• Written instruction 1
According to the computer architecture passage, in what kind of systems is the Harvard architecture often used?

• Excerpted passage
## Begin
Superscalar architecture

The ability to execute multiple machine instructions in one processor cycle by increasing the number of execution units. The advent of this technology has led to a significant increase in performance, at the same time, there is a certain limit to the growth of the number of executive devices, above which the performance practically stops growing, and the executive devices are idle. A partial solution to this problem is, for example, Hyper-threading technology.

Harvard architecture

The Harvard architecture differs from the von Neumann architecture in that program code and data are stored in different areas of memory. In such an architecture, many programming methods are impossible (for example, a program cannot change its code during execution; it is impossible to dynamically reallocate memory between program code and data); on the other hand, the Harvard architecture allows more efficient work in the case of limited resources, so it is often used in embedded systems.

Parallel architecture

The von Neumann architecture has the disadvantage of being sequential. No matter how huge the data array needs to be processed, each of its byte will have to go through the central processor, even if the same operation is required on all the bytes. This effect is called von Neumann bottleneck .
## End
• Written instruction 2
Duplicate everything in the records from their first line down to the line containing "legend-item-permanent-supportive-housing: Permanent Supportive", with both of those lines included.

• Record list
## Begin
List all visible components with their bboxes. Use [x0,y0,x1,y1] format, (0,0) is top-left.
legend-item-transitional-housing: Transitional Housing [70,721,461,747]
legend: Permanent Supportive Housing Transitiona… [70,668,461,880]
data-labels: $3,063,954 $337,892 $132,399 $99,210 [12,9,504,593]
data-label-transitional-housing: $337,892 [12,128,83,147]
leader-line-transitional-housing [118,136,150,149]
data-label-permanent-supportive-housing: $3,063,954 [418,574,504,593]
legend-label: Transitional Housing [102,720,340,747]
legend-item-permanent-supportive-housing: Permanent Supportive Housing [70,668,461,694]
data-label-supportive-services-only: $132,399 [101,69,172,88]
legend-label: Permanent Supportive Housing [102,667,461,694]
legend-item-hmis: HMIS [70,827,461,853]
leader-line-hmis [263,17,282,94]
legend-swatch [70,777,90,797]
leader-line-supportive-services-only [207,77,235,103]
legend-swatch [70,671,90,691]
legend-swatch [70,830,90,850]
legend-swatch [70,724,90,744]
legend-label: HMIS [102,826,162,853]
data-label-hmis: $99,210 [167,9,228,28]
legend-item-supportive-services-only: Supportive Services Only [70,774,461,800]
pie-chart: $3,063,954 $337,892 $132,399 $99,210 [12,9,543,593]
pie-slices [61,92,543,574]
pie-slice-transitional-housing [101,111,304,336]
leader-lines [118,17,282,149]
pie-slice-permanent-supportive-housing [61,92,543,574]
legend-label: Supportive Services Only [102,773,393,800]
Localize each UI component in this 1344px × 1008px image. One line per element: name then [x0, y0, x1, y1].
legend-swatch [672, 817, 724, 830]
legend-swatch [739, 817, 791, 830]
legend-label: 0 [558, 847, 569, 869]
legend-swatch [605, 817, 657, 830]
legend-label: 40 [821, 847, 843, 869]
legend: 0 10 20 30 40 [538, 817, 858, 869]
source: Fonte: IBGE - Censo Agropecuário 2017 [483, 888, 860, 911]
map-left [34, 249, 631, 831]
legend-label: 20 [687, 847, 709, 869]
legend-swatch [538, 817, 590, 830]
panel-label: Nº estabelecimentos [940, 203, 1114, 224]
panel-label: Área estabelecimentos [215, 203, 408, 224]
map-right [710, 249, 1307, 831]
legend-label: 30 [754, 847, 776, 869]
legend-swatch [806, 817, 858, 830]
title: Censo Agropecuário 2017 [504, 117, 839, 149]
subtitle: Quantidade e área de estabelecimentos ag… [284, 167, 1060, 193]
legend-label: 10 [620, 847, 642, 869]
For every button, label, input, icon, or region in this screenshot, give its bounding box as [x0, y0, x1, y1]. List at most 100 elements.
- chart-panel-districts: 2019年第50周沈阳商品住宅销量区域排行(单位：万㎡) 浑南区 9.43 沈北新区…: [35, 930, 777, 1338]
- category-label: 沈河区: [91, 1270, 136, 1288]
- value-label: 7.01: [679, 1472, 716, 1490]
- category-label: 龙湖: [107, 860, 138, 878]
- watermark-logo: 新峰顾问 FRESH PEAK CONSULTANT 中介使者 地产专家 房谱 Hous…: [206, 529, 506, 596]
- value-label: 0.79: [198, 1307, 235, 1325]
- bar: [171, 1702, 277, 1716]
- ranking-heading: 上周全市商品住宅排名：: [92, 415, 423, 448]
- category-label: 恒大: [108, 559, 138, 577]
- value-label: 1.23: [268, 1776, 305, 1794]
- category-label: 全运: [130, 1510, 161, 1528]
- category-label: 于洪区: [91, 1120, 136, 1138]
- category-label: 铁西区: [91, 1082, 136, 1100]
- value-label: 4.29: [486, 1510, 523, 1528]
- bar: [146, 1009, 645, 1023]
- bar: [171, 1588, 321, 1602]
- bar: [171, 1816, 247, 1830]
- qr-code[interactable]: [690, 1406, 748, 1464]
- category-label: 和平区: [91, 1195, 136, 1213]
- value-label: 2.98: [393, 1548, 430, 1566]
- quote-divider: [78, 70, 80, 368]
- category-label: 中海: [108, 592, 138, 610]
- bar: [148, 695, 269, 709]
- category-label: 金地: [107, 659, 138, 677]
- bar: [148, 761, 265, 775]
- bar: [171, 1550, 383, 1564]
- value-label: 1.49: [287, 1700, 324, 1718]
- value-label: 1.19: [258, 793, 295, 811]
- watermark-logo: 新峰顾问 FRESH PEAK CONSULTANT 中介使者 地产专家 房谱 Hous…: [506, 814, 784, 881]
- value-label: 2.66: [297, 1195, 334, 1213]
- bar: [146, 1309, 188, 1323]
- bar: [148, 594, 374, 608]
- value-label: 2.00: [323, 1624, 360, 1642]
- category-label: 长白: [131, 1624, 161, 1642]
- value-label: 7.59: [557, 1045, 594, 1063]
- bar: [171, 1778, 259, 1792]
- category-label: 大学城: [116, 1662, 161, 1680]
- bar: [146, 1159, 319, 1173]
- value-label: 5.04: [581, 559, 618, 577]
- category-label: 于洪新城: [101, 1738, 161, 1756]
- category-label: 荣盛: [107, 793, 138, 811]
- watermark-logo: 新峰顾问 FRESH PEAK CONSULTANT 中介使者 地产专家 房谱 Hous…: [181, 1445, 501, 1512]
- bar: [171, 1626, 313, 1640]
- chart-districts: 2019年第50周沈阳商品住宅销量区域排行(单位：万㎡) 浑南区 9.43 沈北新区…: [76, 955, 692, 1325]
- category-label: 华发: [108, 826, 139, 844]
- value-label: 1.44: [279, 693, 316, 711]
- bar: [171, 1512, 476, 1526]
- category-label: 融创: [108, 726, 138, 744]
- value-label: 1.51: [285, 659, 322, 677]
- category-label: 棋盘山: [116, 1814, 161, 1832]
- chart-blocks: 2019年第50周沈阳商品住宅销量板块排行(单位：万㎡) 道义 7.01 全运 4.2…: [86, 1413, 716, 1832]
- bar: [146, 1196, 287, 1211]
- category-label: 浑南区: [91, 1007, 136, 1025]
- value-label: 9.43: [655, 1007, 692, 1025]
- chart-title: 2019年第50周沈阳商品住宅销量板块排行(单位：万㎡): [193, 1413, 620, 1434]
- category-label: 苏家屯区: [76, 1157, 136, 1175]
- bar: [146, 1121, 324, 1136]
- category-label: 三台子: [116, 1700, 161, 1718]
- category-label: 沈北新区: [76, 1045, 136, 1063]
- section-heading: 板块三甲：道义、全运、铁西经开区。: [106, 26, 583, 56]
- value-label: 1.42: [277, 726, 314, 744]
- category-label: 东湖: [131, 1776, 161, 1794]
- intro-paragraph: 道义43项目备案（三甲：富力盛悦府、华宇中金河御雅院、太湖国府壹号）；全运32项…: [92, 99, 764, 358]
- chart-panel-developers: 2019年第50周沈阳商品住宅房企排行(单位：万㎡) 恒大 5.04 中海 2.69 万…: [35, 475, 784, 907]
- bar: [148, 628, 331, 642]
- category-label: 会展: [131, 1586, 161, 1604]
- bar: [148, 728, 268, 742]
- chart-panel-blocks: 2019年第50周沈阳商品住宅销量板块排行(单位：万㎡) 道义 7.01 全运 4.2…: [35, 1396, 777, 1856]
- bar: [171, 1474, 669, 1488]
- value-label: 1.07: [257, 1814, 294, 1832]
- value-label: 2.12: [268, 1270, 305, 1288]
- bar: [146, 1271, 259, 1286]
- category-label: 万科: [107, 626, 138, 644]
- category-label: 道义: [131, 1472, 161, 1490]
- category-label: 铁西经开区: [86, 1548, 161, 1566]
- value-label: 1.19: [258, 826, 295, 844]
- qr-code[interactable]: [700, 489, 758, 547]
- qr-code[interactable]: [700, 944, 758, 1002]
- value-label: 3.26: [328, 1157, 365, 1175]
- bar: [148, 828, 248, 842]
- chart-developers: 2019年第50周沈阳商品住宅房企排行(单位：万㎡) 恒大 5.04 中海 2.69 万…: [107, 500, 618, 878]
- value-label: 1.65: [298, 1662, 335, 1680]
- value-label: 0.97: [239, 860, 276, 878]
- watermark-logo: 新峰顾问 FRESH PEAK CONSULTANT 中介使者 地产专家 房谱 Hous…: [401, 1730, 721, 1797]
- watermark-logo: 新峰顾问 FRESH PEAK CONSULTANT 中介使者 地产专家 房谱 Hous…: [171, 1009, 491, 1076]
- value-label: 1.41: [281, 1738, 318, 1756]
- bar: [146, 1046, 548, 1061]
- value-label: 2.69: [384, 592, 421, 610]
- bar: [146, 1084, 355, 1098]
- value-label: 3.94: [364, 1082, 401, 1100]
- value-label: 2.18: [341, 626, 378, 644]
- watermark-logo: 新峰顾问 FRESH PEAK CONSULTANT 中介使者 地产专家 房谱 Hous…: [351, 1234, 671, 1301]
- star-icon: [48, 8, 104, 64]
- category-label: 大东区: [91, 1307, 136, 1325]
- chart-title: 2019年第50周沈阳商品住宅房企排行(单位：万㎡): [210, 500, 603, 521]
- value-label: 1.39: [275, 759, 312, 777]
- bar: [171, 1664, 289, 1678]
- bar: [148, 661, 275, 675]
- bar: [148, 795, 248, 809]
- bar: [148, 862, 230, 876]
## End
• Finished answer 1
It is often used in embedded systems.

• Finished answer 2
List all visible components with their bboxes. Use [x0,y0,x1,y1] format, (0,0) is top-left.
legend-item-transitional-housing: Transitional Housing [70,721,461,747]
legend: Permanent Supportive Housing Transitiona… [70,668,461,880]
data-labels: $3,063,954 $337,892 $132,399 $99,210 [12,9,504,593]
data-label-transitional-housing: $337,892 [12,128,83,147]
leader-line-transitional-housing [118,136,150,149]
data-label-permanent-supportive-housing: $3,063,954 [418,574,504,593]
legend-label: Transitional Housing [102,720,340,747]
legend-item-permanent-supportive-housing: Permanent Supportive Housing [70,668,461,694]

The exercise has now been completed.